Stored records
----------------------------------------
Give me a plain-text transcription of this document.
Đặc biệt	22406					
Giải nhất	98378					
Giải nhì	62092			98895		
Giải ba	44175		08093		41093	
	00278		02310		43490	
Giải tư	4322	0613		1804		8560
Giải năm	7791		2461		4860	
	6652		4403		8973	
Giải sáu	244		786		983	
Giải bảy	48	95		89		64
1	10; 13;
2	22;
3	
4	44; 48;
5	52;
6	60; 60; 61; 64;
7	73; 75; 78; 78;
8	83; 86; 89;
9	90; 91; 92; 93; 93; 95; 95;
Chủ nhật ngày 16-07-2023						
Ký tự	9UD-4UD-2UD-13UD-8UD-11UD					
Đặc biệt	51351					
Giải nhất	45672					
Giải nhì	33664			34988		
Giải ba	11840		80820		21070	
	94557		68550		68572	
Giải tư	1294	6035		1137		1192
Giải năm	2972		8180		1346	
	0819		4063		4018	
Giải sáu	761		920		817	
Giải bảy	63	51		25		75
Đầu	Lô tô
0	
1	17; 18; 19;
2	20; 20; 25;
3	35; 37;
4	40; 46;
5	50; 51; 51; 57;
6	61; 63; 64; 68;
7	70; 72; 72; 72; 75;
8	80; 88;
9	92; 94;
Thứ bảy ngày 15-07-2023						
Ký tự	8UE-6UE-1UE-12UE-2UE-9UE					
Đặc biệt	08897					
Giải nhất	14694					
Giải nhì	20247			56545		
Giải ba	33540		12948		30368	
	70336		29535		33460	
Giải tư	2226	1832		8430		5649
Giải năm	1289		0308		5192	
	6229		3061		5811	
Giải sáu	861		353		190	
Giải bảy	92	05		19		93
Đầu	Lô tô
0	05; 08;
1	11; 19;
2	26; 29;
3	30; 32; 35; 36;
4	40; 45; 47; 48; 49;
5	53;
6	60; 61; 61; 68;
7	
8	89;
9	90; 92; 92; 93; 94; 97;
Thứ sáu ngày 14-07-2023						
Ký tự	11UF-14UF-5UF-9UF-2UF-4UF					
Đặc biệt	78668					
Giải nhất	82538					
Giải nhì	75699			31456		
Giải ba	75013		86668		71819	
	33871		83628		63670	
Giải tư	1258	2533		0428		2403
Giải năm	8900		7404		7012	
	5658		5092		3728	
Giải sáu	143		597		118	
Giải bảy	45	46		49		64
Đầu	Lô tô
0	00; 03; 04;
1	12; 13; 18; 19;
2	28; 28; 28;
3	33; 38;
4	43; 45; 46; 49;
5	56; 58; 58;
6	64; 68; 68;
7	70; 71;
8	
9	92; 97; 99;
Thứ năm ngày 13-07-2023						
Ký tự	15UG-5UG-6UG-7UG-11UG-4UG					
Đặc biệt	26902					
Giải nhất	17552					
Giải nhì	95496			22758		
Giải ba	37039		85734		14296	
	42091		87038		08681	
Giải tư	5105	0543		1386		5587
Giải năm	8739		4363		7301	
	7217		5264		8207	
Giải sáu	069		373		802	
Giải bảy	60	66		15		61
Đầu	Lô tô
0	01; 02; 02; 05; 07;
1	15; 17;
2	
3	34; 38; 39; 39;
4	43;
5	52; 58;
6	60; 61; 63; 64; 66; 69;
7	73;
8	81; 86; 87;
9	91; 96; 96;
----------------------------------------
Exercise description — Take every line from the data that contains the word "nhất".

Result of the task —
Giải nhất	98378					
Giải nhất	45672					
Giải nhất	14694					
Giải nhất	82538					
Giải nhất	17552					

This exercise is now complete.